### WORK TO DO
Collect every line in the records below that contains the word "Dragon".

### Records
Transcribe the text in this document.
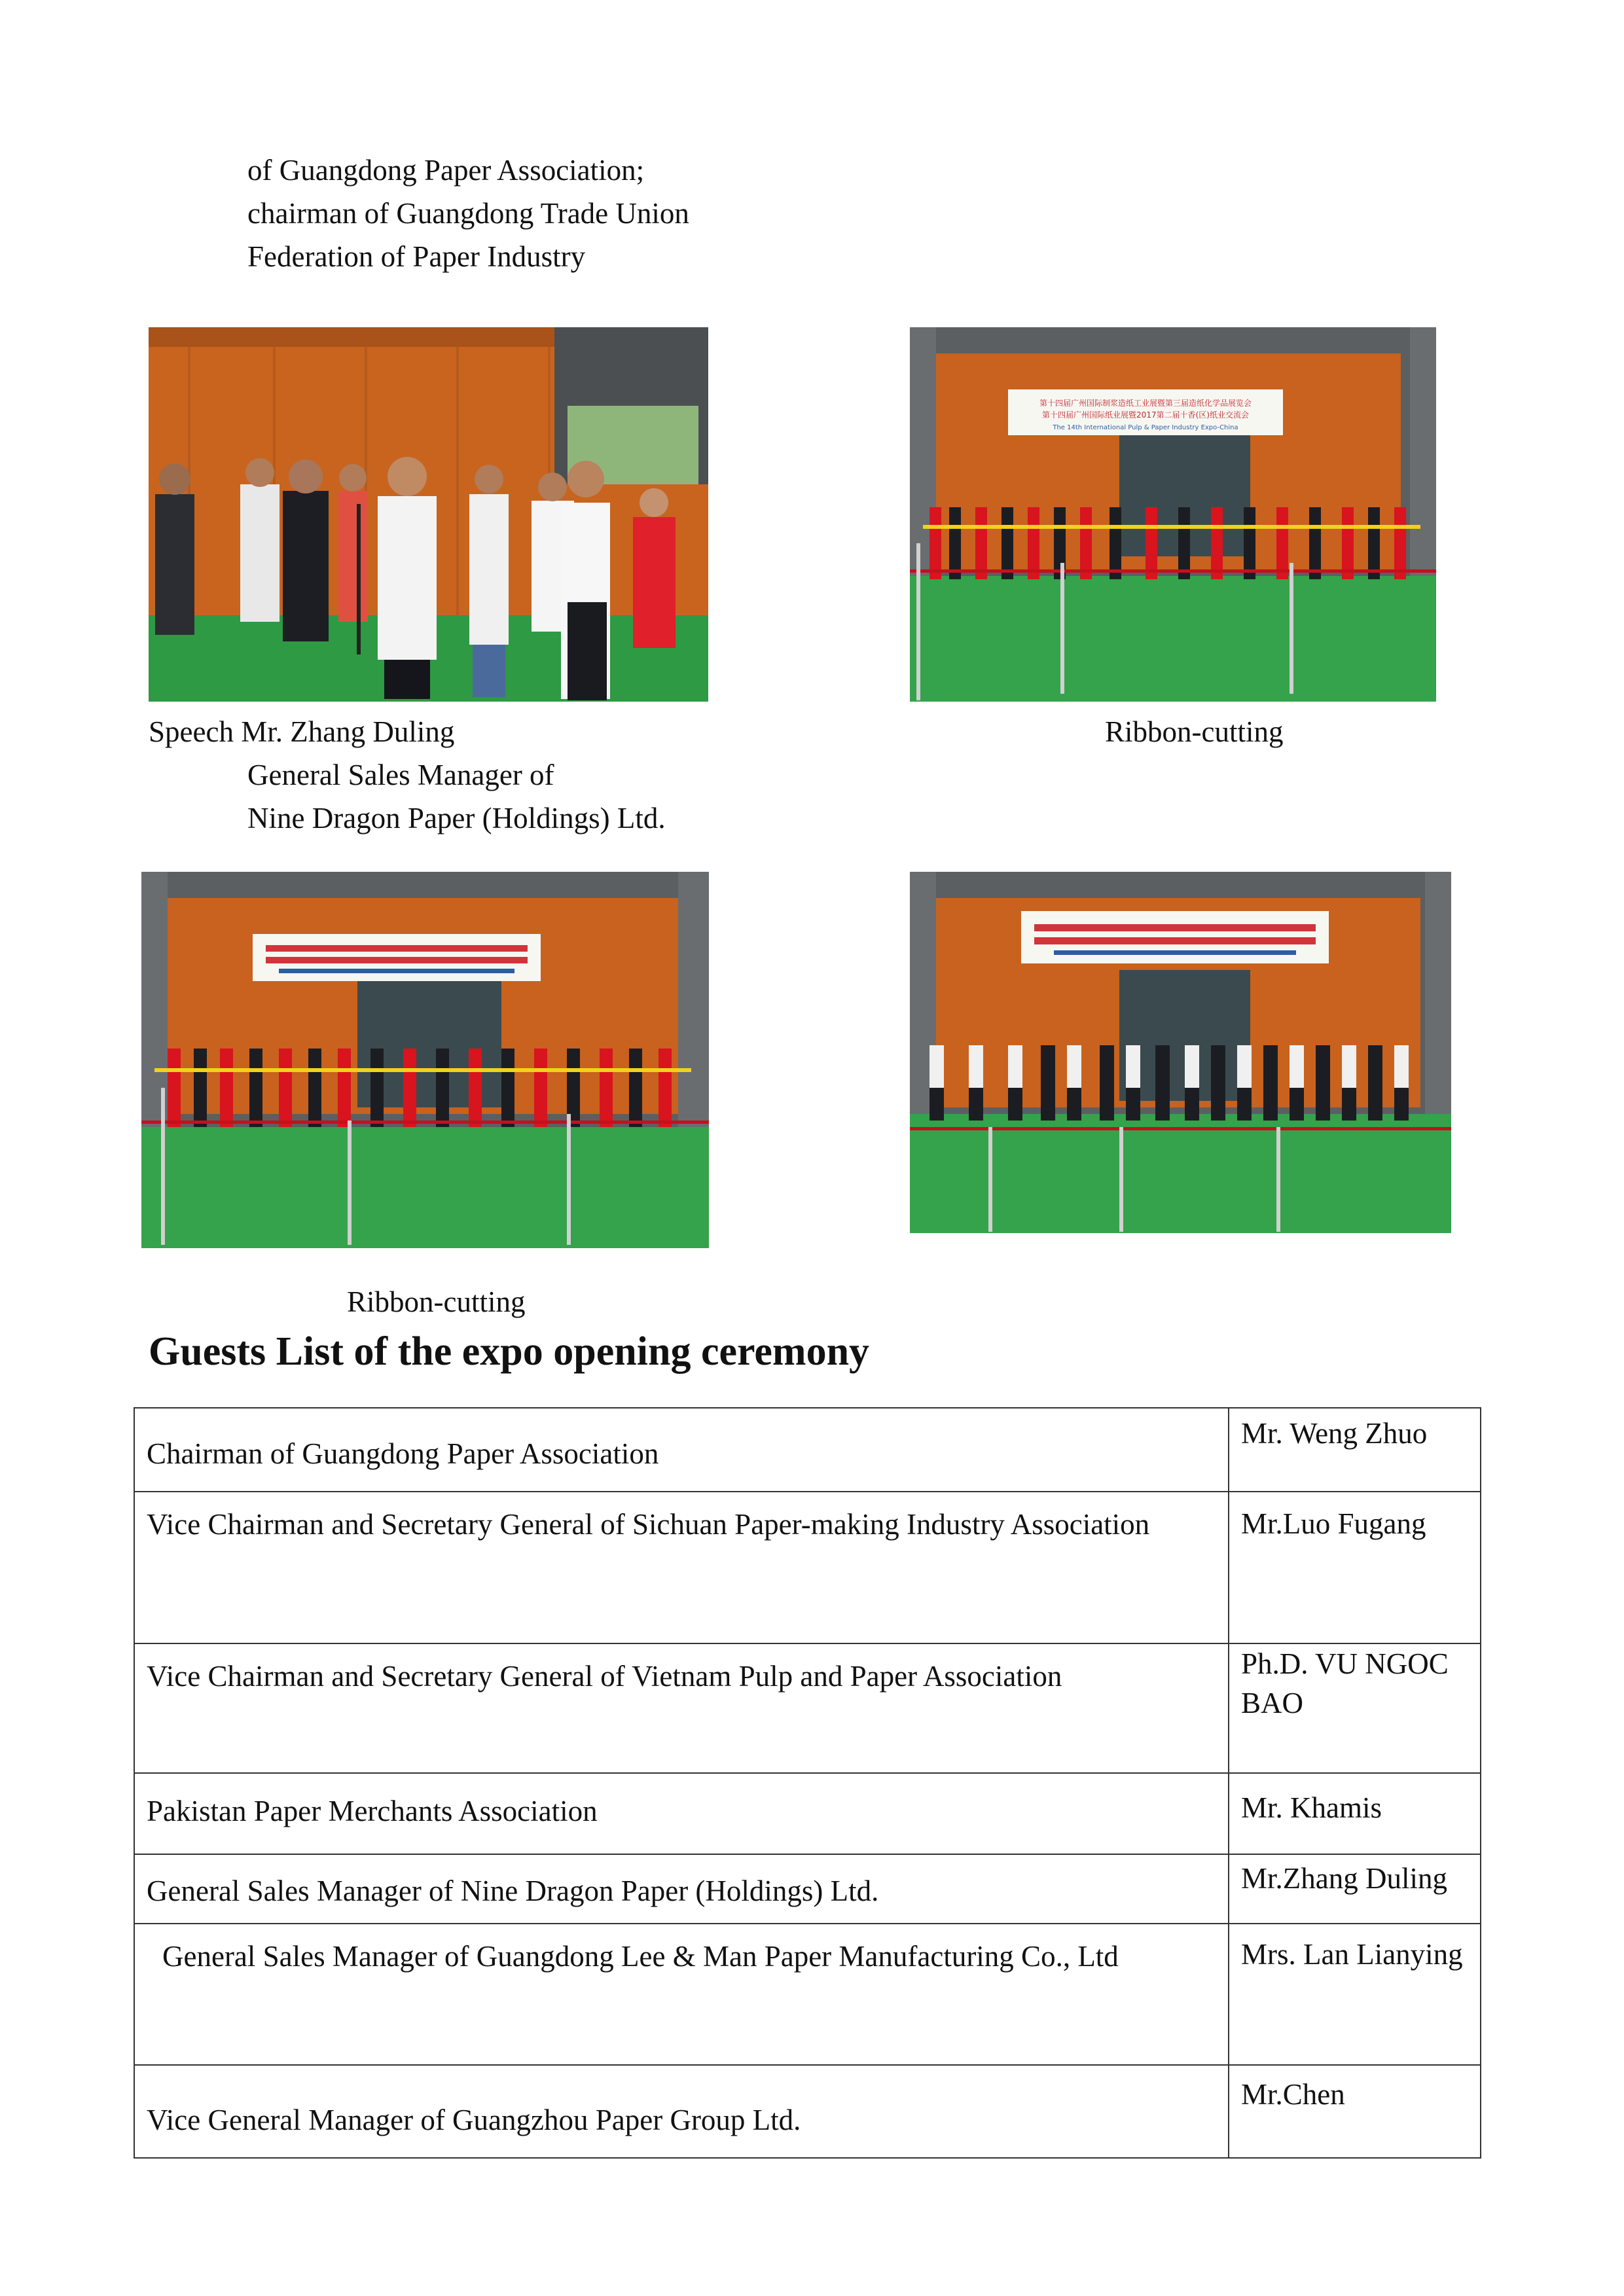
of Guangdong Paper Association;
chairman of Guangdong Trade Union
Federation of Paper Industry
第十四届广州国际制浆造纸工业展暨第三届造纸化学品展览会
第十四届广州国际纸业展暨2017第二届十香(区)纸业交流会
The 14th International Pulp & Paper Industry Expo-China
Speech Mr. Zhang Duling	Ribbon-cutting
General Sales Manager of
Nine Dragon Paper (Holdings) Ltd.
Ribbon-cutting
Guests List of the expo opening ceremony
Chairman of Guangdong Paper Association	Mr. Weng Zhuo
Vice Chairman and Secretary General of Sichuan Paper-making Industry Association	Mr.Luo Fugang
Vice Chairman and Secretary General of Vietnam Pulp and Paper Association	Ph.D. VU NGOC BAO
Pakistan Paper Merchants Association	Mr. Khamis
General Sales Manager of Nine Dragon Paper (Holdings) Ltd.	Mr.Zhang Duling
General Sales Manager of Guangdong Lee & Man Paper Manufacturing Co., Ltd	Mrs. Lan Lianying
Vice General Manager of Guangzhou Paper Group Ltd.	Mr.Chen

### OUTPUT BELOW
Nine Dragon Paper (Holdings) Ltd.
General Sales Manager of Nine Dragon Paper (Holdings) Ltd.	Mr.Zhang Duling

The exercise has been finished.